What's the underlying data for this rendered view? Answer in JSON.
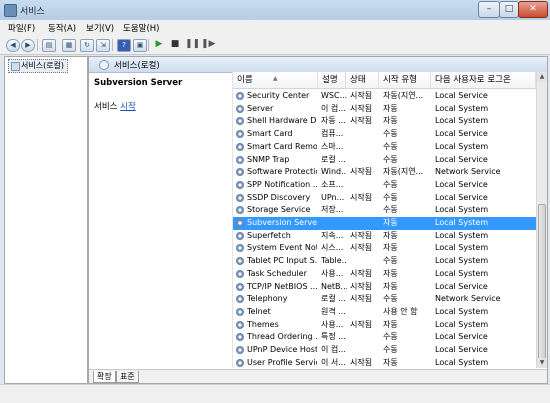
{
  "window": {
    "title": "서비스",
    "min": "–",
    "max": "□",
    "close": "✕"
  },
  "menu": [
    "파일(F)",
    "동작(A)",
    "보기(V)",
    "도움말(H)"
  ],
  "toolbar": {
    "icons": [
      "back-icon",
      "forward-icon",
      "show-tree-icon",
      "properties-icon",
      "refresh-icon",
      "export-icon",
      "help-icon",
      "console-icon",
      "start-icon",
      "stop-icon",
      "pause-icon",
      "restart-icon"
    ]
  },
  "tree": {
    "root": "서비스(로컬)"
  },
  "pane": {
    "header": "서비스(로컬)",
    "selected_name": "Subversion Server",
    "service_label": "서비스",
    "start_link": "시작"
  },
  "columns": [
    "이름",
    "설명",
    "상태",
    "시작 유형",
    "다음 사용자로 로그온"
  ],
  "rows": [
    {
      "name": "Security Center",
      "desc": "WSC...",
      "status": "시작됨",
      "startup": "자동(지연...",
      "logon": "Local Service"
    },
    {
      "name": "Server",
      "desc": "이 컴...",
      "status": "시작됨",
      "startup": "자동",
      "logon": "Local System"
    },
    {
      "name": "Shell Hardware D...",
      "desc": "자동 ...",
      "status": "시작됨",
      "startup": "자동",
      "logon": "Local System"
    },
    {
      "name": "Smart Card",
      "desc": "컴퓨...",
      "status": "",
      "startup": "수동",
      "logon": "Local Service"
    },
    {
      "name": "Smart Card Remo...",
      "desc": "스마...",
      "status": "",
      "startup": "수동",
      "logon": "Local System"
    },
    {
      "name": "SNMP Trap",
      "desc": "로컬 ...",
      "status": "",
      "startup": "수동",
      "logon": "Local Service"
    },
    {
      "name": "Software Protection",
      "desc": "Wind...",
      "status": "시작됨",
      "startup": "자동(지연...",
      "logon": "Network Service"
    },
    {
      "name": "SPP Notification ...",
      "desc": "소프...",
      "status": "",
      "startup": "수동",
      "logon": "Local Service"
    },
    {
      "name": "SSDP Discovery",
      "desc": "UPn...",
      "status": "시작됨",
      "startup": "수동",
      "logon": "Local Service"
    },
    {
      "name": "Storage Service",
      "desc": "저장...",
      "status": "",
      "startup": "수동",
      "logon": "Local System"
    },
    {
      "name": "Subversion Server",
      "desc": "",
      "status": "",
      "startup": "자동",
      "logon": "Local System"
    },
    {
      "name": "Superfetch",
      "desc": "지속...",
      "status": "시작됨",
      "startup": "자동",
      "logon": "Local System"
    },
    {
      "name": "System Event Not...",
      "desc": "시스...",
      "status": "시작됨",
      "startup": "자동",
      "logon": "Local System"
    },
    {
      "name": "Tablet PC Input S...",
      "desc": "Table...",
      "status": "",
      "startup": "수동",
      "logon": "Local System"
    },
    {
      "name": "Task Scheduler",
      "desc": "사용...",
      "status": "시작됨",
      "startup": "자동",
      "logon": "Local System"
    },
    {
      "name": "TCP/IP NetBIOS ...",
      "desc": "NetB...",
      "status": "시작됨",
      "startup": "자동",
      "logon": "Local Service"
    },
    {
      "name": "Telephony",
      "desc": "로컬 ...",
      "status": "시작됨",
      "startup": "수동",
      "logon": "Network Service"
    },
    {
      "name": "Telnet",
      "desc": "원격 ...",
      "status": "",
      "startup": "사용 안 함",
      "logon": "Local System"
    },
    {
      "name": "Themes",
      "desc": "사용...",
      "status": "시작됨",
      "startup": "자동",
      "logon": "Local System"
    },
    {
      "name": "Thread Ordering ...",
      "desc": "특정 ...",
      "status": "",
      "startup": "수동",
      "logon": "Local Service"
    },
    {
      "name": "UPnP Device Host",
      "desc": "이 컴...",
      "status": "",
      "startup": "수동",
      "logon": "Local Service"
    },
    {
      "name": "User Profile Service",
      "desc": "이 서...",
      "status": "시작됨",
      "startup": "자동",
      "logon": "Local System"
    }
  ],
  "selected_row": "Subversion Server",
  "tabs": [
    "확장",
    "표준"
  ],
  "colors": {
    "selection": "#3399ff",
    "link": "#1a55b8"
  }
}
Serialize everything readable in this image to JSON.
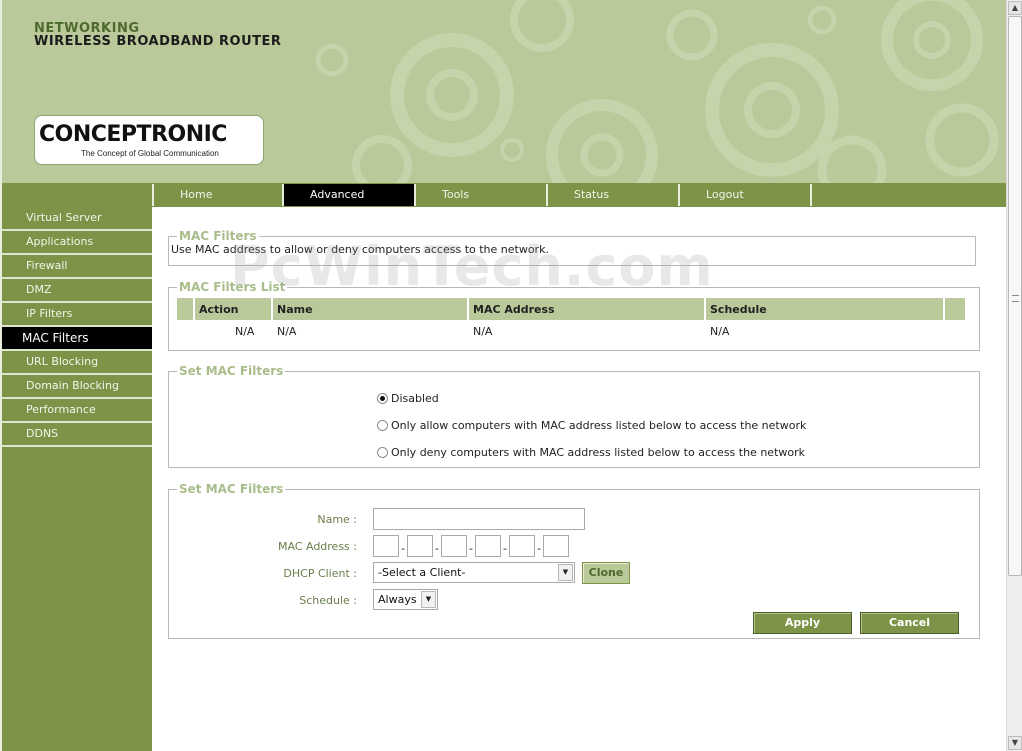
{
  "header": {
    "line1": "NETWORKING",
    "line2": "WIRELESS BROADBAND ROUTER",
    "logo_name": "CONCEPTRONIC",
    "logo_tagline": "The Concept of Global Communication"
  },
  "topnav": [
    "Home",
    "Advanced",
    "Tools",
    "Status",
    "Logout"
  ],
  "topnav_active": "Advanced",
  "sidebar": {
    "items": [
      "Virtual Server",
      "Applications",
      "Firewall",
      "DMZ",
      "IP Filters",
      "MAC Filters",
      "URL Blocking",
      "Domain Blocking",
      "Performance",
      "DDNS"
    ],
    "active": "MAC Filters"
  },
  "watermark": "PcWinTech.com",
  "mac_filters": {
    "legend": "MAC Filters",
    "description": "Use MAC address to allow or deny computers access to the network."
  },
  "list": {
    "legend": "MAC Filters List",
    "columns": [
      "Action",
      "Name",
      "MAC Address",
      "Schedule"
    ],
    "rows": [
      [
        "N/A",
        "N/A",
        "N/A",
        "N/A"
      ]
    ]
  },
  "mode": {
    "legend": "Set MAC Filters",
    "options": [
      "Disabled",
      "Only allow computers with MAC address listed below to access the network",
      "Only deny computers with MAC address listed below to access the network"
    ],
    "selected_index": 0
  },
  "form": {
    "legend": "Set MAC Filters",
    "name_label": "Name :",
    "name_value": "",
    "mac_label": "MAC Address :",
    "mac_octets": [
      "",
      "",
      "",
      "",
      "",
      ""
    ],
    "dhcp_label": "DHCP Client :",
    "dhcp_value": "-Select a Client-",
    "clone_label": "Clone",
    "schedule_label": "Schedule :",
    "schedule_value": "Always",
    "apply_label": "Apply",
    "cancel_label": "Cancel"
  },
  "colors": {
    "nav_green": "#7d9448",
    "header_green": "#b9c99a",
    "legend_green": "#a9bd8b",
    "active_black": "#000000"
  }
}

^^^^^^^^^^^^^^^^

Task description = Reproduce each line from the records that contains the word "with".

Solution for this exercise =
      "Only allow computers with MAC address listed below to access the network",
      "Only deny computers with MAC address listed below to access the network"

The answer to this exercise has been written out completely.